# start of Records supplied

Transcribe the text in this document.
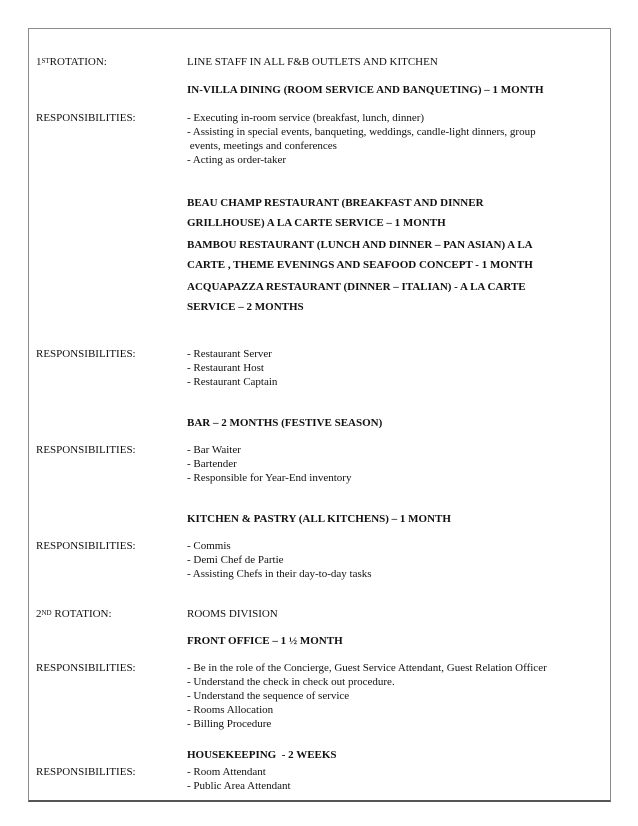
1STROTATION:	LINE STAFF IN ALL F&B OUTLETS AND KITCHEN
IN-VILLA DINING (ROOM SERVICE AND BANQUETING) – 1 MONTH
RESPONSIBILITIES:	- Executing in-room service (breakfast, lunch, dinner)
- Assisting in special events, banqueting, weddings, candle-light dinners, group
events, meetings and conferences
- Acting as order-taker
BEAU CHAMP RESTAURANT (BREAKFAST AND DINNER
GRILLHOUSE) A LA CARTE SERVICE – 1 MONTH
BAMBOU RESTAURANT (LUNCH AND DINNER – PAN ASIAN) A LA
CARTE , THEME EVENINGS AND SEAFOOD CONCEPT - 1 MONTH
ACQUAPAZZA RESTAURANT (DINNER – ITALIAN) - A LA CARTE
SERVICE – 2 MONTHS
RESPONSIBILITIES:	- Restaurant Server
- Restaurant Host
- Restaurant Captain
BAR – 2 MONTHS (FESTIVE SEASON)
RESPONSIBILITIES:	- Bar Waiter
- Bartender
- Responsible for Year-End inventory
KITCHEN & PASTRY (ALL KITCHENS) – 1 MONTH
RESPONSIBILITIES:	- Commis
- Demi Chef de Partie
- Assisting Chefs in their day-to-day tasks
2ND ROTATION:	ROOMS DIVISION
FRONT OFFICE – 1 ½ MONTH
RESPONSIBILITIES:	- Be in the role of the Concierge, Guest Service Attendant, Guest Relation Officer
- Understand the check in check out procedure.
- Understand the sequence of service
- Rooms Allocation
- Billing Procedure
HOUSEKEEPING  - 2 WEEKS
RESPONSIBILITIES:	- Room Attendant
- Public Area Attendant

# end of Records supplied

* [Instructions to follow]
Restate the records word for word, omitting images.

* [The response]
Transcribe the text in this document.
1STROTATION:	LINE STAFF IN ALL F&B OUTLETS AND KITCHEN
IN-VILLA DINING (ROOM SERVICE AND BANQUETING) – 1 MONTH
RESPONSIBILITIES:	- Executing in-room service (breakfast, lunch, dinner)
- Assisting in special events, banqueting, weddings, candle-light dinners, group
events, meetings and conferences
- Acting as order-taker
BEAU CHAMP RESTAURANT (BREAKFAST AND DINNER
GRILLHOUSE) A LA CARTE SERVICE – 1 MONTH
BAMBOU RESTAURANT (LUNCH AND DINNER – PAN ASIAN) A LA
CARTE , THEME EVENINGS AND SEAFOOD CONCEPT - 1 MONTH
ACQUAPAZZA RESTAURANT (DINNER – ITALIAN) - A LA CARTE
SERVICE – 2 MONTHS
RESPONSIBILITIES:	- Restaurant Server
- Restaurant Host
- Restaurant Captain
BAR – 2 MONTHS (FESTIVE SEASON)
RESPONSIBILITIES:	- Bar Waiter
- Bartender
- Responsible for Year-End inventory
KITCHEN & PASTRY (ALL KITCHENS) – 1 MONTH
RESPONSIBILITIES:	- Commis
- Demi Chef de Partie
- Assisting Chefs in their day-to-day tasks
2ND ROTATION:	ROOMS DIVISION
FRONT OFFICE – 1 ½ MONTH
RESPONSIBILITIES:	- Be in the role of the Concierge, Guest Service Attendant, Guest Relation Officer
- Understand the check in check out procedure.
- Understand the sequence of service
- Rooms Allocation
- Billing Procedure
HOUSEKEEPING  - 2 WEEKS
RESPONSIBILITIES:	- Room Attendant
- Public Area Attendant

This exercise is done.